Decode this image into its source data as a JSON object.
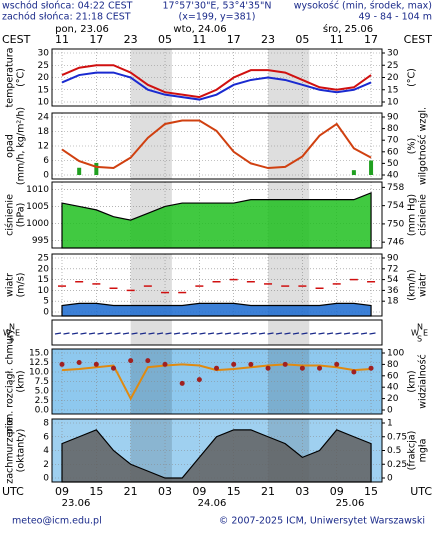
{
  "header": {
    "sunrise": "wschód słońca: 04:22 CEST",
    "sunset": "zachód słońca: 21:18 CEST",
    "coords": "17°57'30\"E, 53°4'35\"N",
    "grid": "(x=199, y=381)",
    "height_label": "wysokość (min, środek, max)",
    "height_values": "49 - 84 - 104 m"
  },
  "time": {
    "utc": [
      "09",
      null,
      "15",
      null,
      "21",
      null,
      "03",
      null,
      "09",
      null,
      "15",
      null,
      "21",
      null,
      "03",
      null,
      "09",
      null,
      "15"
    ],
    "cest": [
      "11",
      null,
      "17",
      null,
      "23",
      null,
      "05",
      null,
      "11",
      null,
      "17",
      null,
      "23",
      null,
      "05",
      null,
      "11",
      null,
      "17"
    ],
    "top_dates": [
      "pon, 23.06",
      "wto, 24.06",
      "śro, 25.06"
    ],
    "bottom_dates": [
      "23.06",
      "24.06",
      "25.06"
    ],
    "top_zone": "CEST",
    "bottom_zone": "UTC"
  },
  "wind_direction_labels": [
    "W",
    "N",
    "E",
    "S"
  ],
  "chart_data": [
    {
      "type": "line",
      "ylabel": [
        "temperatura",
        "(°C)"
      ],
      "y2label": [
        "(°C)"
      ],
      "ylim": [
        10,
        30
      ],
      "yticks": [
        10,
        15,
        20,
        25,
        30
      ],
      "y2lim": [
        10,
        30
      ],
      "y2ticks": [
        10,
        15,
        20,
        25,
        30
      ],
      "series": [
        {
          "type": "line",
          "color": "#d01010",
          "values": [
            21,
            24,
            25,
            25,
            22,
            17,
            14,
            13,
            12,
            15,
            20,
            23,
            23,
            22,
            19,
            16,
            15,
            16,
            21
          ]
        },
        {
          "type": "line",
          "color": "#1a2ad0",
          "values": [
            18,
            21,
            22,
            22,
            20,
            15,
            13,
            12,
            11,
            13,
            17,
            19,
            20,
            19,
            17,
            15,
            14,
            15,
            18
          ]
        }
      ]
    },
    {
      "type": "bar",
      "ylabel": [
        "opad",
        "(mm/h, kg/m²/h)"
      ],
      "y2label": [
        "(%)",
        "wilgotność wzgl."
      ],
      "ylim": [
        0,
        24
      ],
      "yticks": [
        0,
        6,
        12,
        18,
        24
      ],
      "y2lim": [
        40,
        90
      ],
      "y2ticks": [
        40,
        50,
        60,
        70,
        80,
        90
      ],
      "series": [
        {
          "type": "bar",
          "color": "#20a020",
          "values": [
            0,
            3,
            5,
            0,
            0,
            0,
            0,
            0,
            0,
            0,
            0,
            0,
            0,
            0,
            0,
            0,
            0,
            2,
            6
          ]
        },
        {
          "type": "line",
          "color": "#d04010",
          "axis": "y2",
          "values": [
            62,
            52,
            47,
            46,
            55,
            72,
            84,
            87,
            87,
            78,
            60,
            50,
            46,
            47,
            56,
            74,
            84,
            63,
            55
          ]
        }
      ]
    },
    {
      "type": "area",
      "ylabel": [
        "ciśnienie",
        "(hPa)"
      ],
      "y2label": [
        "(mm Hg)",
        "ciśnienie"
      ],
      "ylim": [
        994,
        1011
      ],
      "yticks": [
        995,
        1000,
        1005,
        1010
      ],
      "y2lim": [
        745.6,
        758.3
      ],
      "y2ticks": [
        746,
        750,
        754,
        758
      ],
      "series": [
        {
          "type": "area",
          "color": "#20c020",
          "values": [
            1006,
            1005,
            1004,
            1002,
            1001,
            1003,
            1005,
            1006,
            1006,
            1006,
            1006,
            1007,
            1007,
            1007,
            1007,
            1007,
            1007,
            1007,
            1009
          ]
        }
      ]
    },
    {
      "type": "area",
      "ylabel": [
        "wiatr",
        "(m/s)"
      ],
      "y2label": [
        "(km/h)",
        "wiatr"
      ],
      "ylim": [
        0,
        25
      ],
      "yticks": [
        0,
        5,
        10,
        15,
        20,
        25
      ],
      "y2lim": [
        0,
        90
      ],
      "y2ticks": [
        18,
        36,
        54,
        72,
        90
      ],
      "series": [
        {
          "type": "area",
          "color": "#1a6ad0",
          "values": [
            3,
            4,
            4,
            3,
            3,
            3,
            3,
            3,
            4,
            4,
            4,
            3,
            3,
            3,
            3,
            3,
            4,
            4,
            3
          ]
        },
        {
          "type": "dash",
          "color": "#d01010",
          "values": [
            12,
            14,
            13,
            11,
            10,
            12,
            9,
            9,
            12,
            14,
            15,
            14,
            13,
            12,
            12,
            11,
            13,
            15,
            14
          ]
        }
      ]
    },
    {
      "type": "line",
      "ylabel": [
        "pion. rozciągł. chmury",
        "(km)"
      ],
      "y2label": [
        "(km)",
        "widzialność"
      ],
      "ylim": [
        0,
        15
      ],
      "yticks": [
        {
          "value": 0,
          "label": "0.0"
        },
        {
          "value": 2.5,
          "label": "2.5"
        },
        {
          "value": 5,
          "label": "5.0"
        },
        {
          "value": 7.5,
          "label": "7.5"
        },
        {
          "value": 10,
          "label": "10.0"
        },
        {
          "value": 12.5,
          "label": "12.5"
        },
        {
          "value": 15,
          "label": "15.0"
        }
      ],
      "y2lim": [
        0,
        100
      ],
      "y2ticks": [
        0,
        20,
        40,
        60,
        80,
        100
      ],
      "series": [
        {
          "type": "line",
          "color": "#e08a10",
          "axis": "y2",
          "values": [
            70,
            72,
            75,
            78,
            20,
            75,
            78,
            80,
            78,
            70,
            72,
            75,
            78,
            80,
            78,
            78,
            75,
            70,
            72
          ]
        },
        {
          "type": "dots",
          "color": "#a02020",
          "values": [
            12,
            12.5,
            12,
            11,
            13,
            13,
            12,
            7,
            8,
            11,
            12,
            12,
            11,
            12,
            11,
            11,
            12,
            10,
            11
          ]
        }
      ]
    },
    {
      "type": "area",
      "ylabel": [
        "zachmurzenie",
        "(oktanty)"
      ],
      "y2label": [
        "(frakcja)",
        "mgła"
      ],
      "ylim": [
        0,
        8
      ],
      "yticks": [
        0,
        2,
        4,
        6,
        8
      ],
      "y2lim": [
        0,
        1
      ],
      "y2ticks": [
        0,
        0.25,
        0.5,
        0.75,
        1
      ],
      "series": [
        {
          "type": "area",
          "color": "#606060",
          "values": [
            5,
            6,
            7,
            4,
            2,
            1,
            0,
            0,
            3,
            6,
            7,
            7,
            6,
            5,
            3,
            4,
            7,
            6,
            5
          ]
        }
      ]
    }
  ],
  "footer": {
    "email": "meteo@icm.edu.pl",
    "copyright": "© 2007-2025 ICM, Uniwersytet Warszawski"
  }
}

○ ○ ○

- Problem to work on
Make an exact copy of every entry above, minus the images.

- Written reply
Decode this image into its source data as a JSON object.
{
  "header": {
    "sunrise": "wschód słońca: 04:22 CEST",
    "sunset": "zachód słońca: 21:18 CEST",
    "coords": "17°57'30\"E, 53°4'35\"N",
    "grid": "(x=199, y=381)",
    "height_label": "wysokość (min, środek, max)",
    "height_values": "49 - 84 - 104 m"
  },
  "time": {
    "utc": [
      "09",
      null,
      "15",
      null,
      "21",
      null,
      "03",
      null,
      "09",
      null,
      "15",
      null,
      "21",
      null,
      "03",
      null,
      "09",
      null,
      "15"
    ],
    "cest": [
      "11",
      null,
      "17",
      null,
      "23",
      null,
      "05",
      null,
      "11",
      null,
      "17",
      null,
      "23",
      null,
      "05",
      null,
      "11",
      null,
      "17"
    ],
    "top_dates": [
      "pon, 23.06",
      "wto, 24.06",
      "śro, 25.06"
    ],
    "bottom_dates": [
      "23.06",
      "24.06",
      "25.06"
    ],
    "top_zone": "CEST",
    "bottom_zone": "UTC"
  },
  "wind_direction_labels": [
    "W",
    "N",
    "E",
    "S"
  ],
  "chart_data": [
    {
      "type": "line",
      "ylabel": [
        "temperatura",
        "(°C)"
      ],
      "y2label": [
        "(°C)"
      ],
      "ylim": [
        10,
        30
      ],
      "yticks": [
        10,
        15,
        20,
        25,
        30
      ],
      "y2lim": [
        10,
        30
      ],
      "y2ticks": [
        10,
        15,
        20,
        25,
        30
      ],
      "series": [
        {
          "type": "line",
          "color": "#d01010",
          "values": [
            21,
            24,
            25,
            25,
            22,
            17,
            14,
            13,
            12,
            15,
            20,
            23,
            23,
            22,
            19,
            16,
            15,
            16,
            21
          ]
        },
        {
          "type": "line",
          "color": "#1a2ad0",
          "values": [
            18,
            21,
            22,
            22,
            20,
            15,
            13,
            12,
            11,
            13,
            17,
            19,
            20,
            19,
            17,
            15,
            14,
            15,
            18
          ]
        }
      ]
    },
    {
      "type": "bar",
      "ylabel": [
        "opad",
        "(mm/h, kg/m²/h)"
      ],
      "y2label": [
        "(%)",
        "wilgotność wzgl."
      ],
      "ylim": [
        0,
        24
      ],
      "yticks": [
        0,
        6,
        12,
        18,
        24
      ],
      "y2lim": [
        40,
        90
      ],
      "y2ticks": [
        40,
        50,
        60,
        70,
        80,
        90
      ],
      "series": [
        {
          "type": "bar",
          "color": "#20a020",
          "values": [
            0,
            3,
            5,
            0,
            0,
            0,
            0,
            0,
            0,
            0,
            0,
            0,
            0,
            0,
            0,
            0,
            0,
            2,
            6
          ]
        },
        {
          "type": "line",
          "color": "#d04010",
          "axis": "y2",
          "values": [
            62,
            52,
            47,
            46,
            55,
            72,
            84,
            87,
            87,
            78,
            60,
            50,
            46,
            47,
            56,
            74,
            84,
            63,
            55
          ]
        }
      ]
    },
    {
      "type": "area",
      "ylabel": [
        "ciśnienie",
        "(hPa)"
      ],
      "y2label": [
        "(mm Hg)",
        "ciśnienie"
      ],
      "ylim": [
        994,
        1011
      ],
      "yticks": [
        995,
        1000,
        1005,
        1010
      ],
      "y2lim": [
        745.6,
        758.3
      ],
      "y2ticks": [
        746,
        750,
        754,
        758
      ],
      "series": [
        {
          "type": "area",
          "color": "#20c020",
          "values": [
            1006,
            1005,
            1004,
            1002,
            1001,
            1003,
            1005,
            1006,
            1006,
            1006,
            1006,
            1007,
            1007,
            1007,
            1007,
            1007,
            1007,
            1007,
            1009
          ]
        }
      ]
    },
    {
      "type": "area",
      "ylabel": [
        "wiatr",
        "(m/s)"
      ],
      "y2label": [
        "(km/h)",
        "wiatr"
      ],
      "ylim": [
        0,
        25
      ],
      "yticks": [
        0,
        5,
        10,
        15,
        20,
        25
      ],
      "y2lim": [
        0,
        90
      ],
      "y2ticks": [
        18,
        36,
        54,
        72,
        90
      ],
      "series": [
        {
          "type": "area",
          "color": "#1a6ad0",
          "values": [
            3,
            4,
            4,
            3,
            3,
            3,
            3,
            3,
            4,
            4,
            4,
            3,
            3,
            3,
            3,
            3,
            4,
            4,
            3
          ]
        },
        {
          "type": "dash",
          "color": "#d01010",
          "values": [
            12,
            14,
            13,
            11,
            10,
            12,
            9,
            9,
            12,
            14,
            15,
            14,
            13,
            12,
            12,
            11,
            13,
            15,
            14
          ]
        }
      ]
    },
    {
      "type": "line",
      "ylabel": [
        "pion. rozciągł. chmury",
        "(km)"
      ],
      "y2label": [
        "(km)",
        "widzialność"
      ],
      "ylim": [
        0,
        15
      ],
      "yticks": [
        {
          "value": 0,
          "label": "0.0"
        },
        {
          "value": 2.5,
          "label": "2.5"
        },
        {
          "value": 5,
          "label": "5.0"
        },
        {
          "value": 7.5,
          "label": "7.5"
        },
        {
          "value": 10,
          "label": "10.0"
        },
        {
          "value": 12.5,
          "label": "12.5"
        },
        {
          "value": 15,
          "label": "15.0"
        }
      ],
      "y2lim": [
        0,
        100
      ],
      "y2ticks": [
        0,
        20,
        40,
        60,
        80,
        100
      ],
      "series": [
        {
          "type": "line",
          "color": "#e08a10",
          "axis": "y2",
          "values": [
            70,
            72,
            75,
            78,
            20,
            75,
            78,
            80,
            78,
            70,
            72,
            75,
            78,
            80,
            78,
            78,
            75,
            70,
            72
          ]
        },
        {
          "type": "dots",
          "color": "#a02020",
          "values": [
            12,
            12.5,
            12,
            11,
            13,
            13,
            12,
            7,
            8,
            11,
            12,
            12,
            11,
            12,
            11,
            11,
            12,
            10,
            11
          ]
        }
      ]
    },
    {
      "type": "area",
      "ylabel": [
        "zachmurzenie",
        "(oktanty)"
      ],
      "y2label": [
        "(frakcja)",
        "mgła"
      ],
      "ylim": [
        0,
        8
      ],
      "yticks": [
        0,
        2,
        4,
        6,
        8
      ],
      "y2lim": [
        0,
        1
      ],
      "y2ticks": [
        0,
        0.25,
        0.5,
        0.75,
        1
      ],
      "series": [
        {
          "type": "area",
          "color": "#606060",
          "values": [
            5,
            6,
            7,
            4,
            2,
            1,
            0,
            0,
            3,
            6,
            7,
            7,
            6,
            5,
            3,
            4,
            7,
            6,
            5
          ]
        }
      ]
    }
  ],
  "footer": {
    "email": "meteo@icm.edu.pl",
    "copyright": "© 2007-2025 ICM, Uniwersytet Warszawski"
  }
}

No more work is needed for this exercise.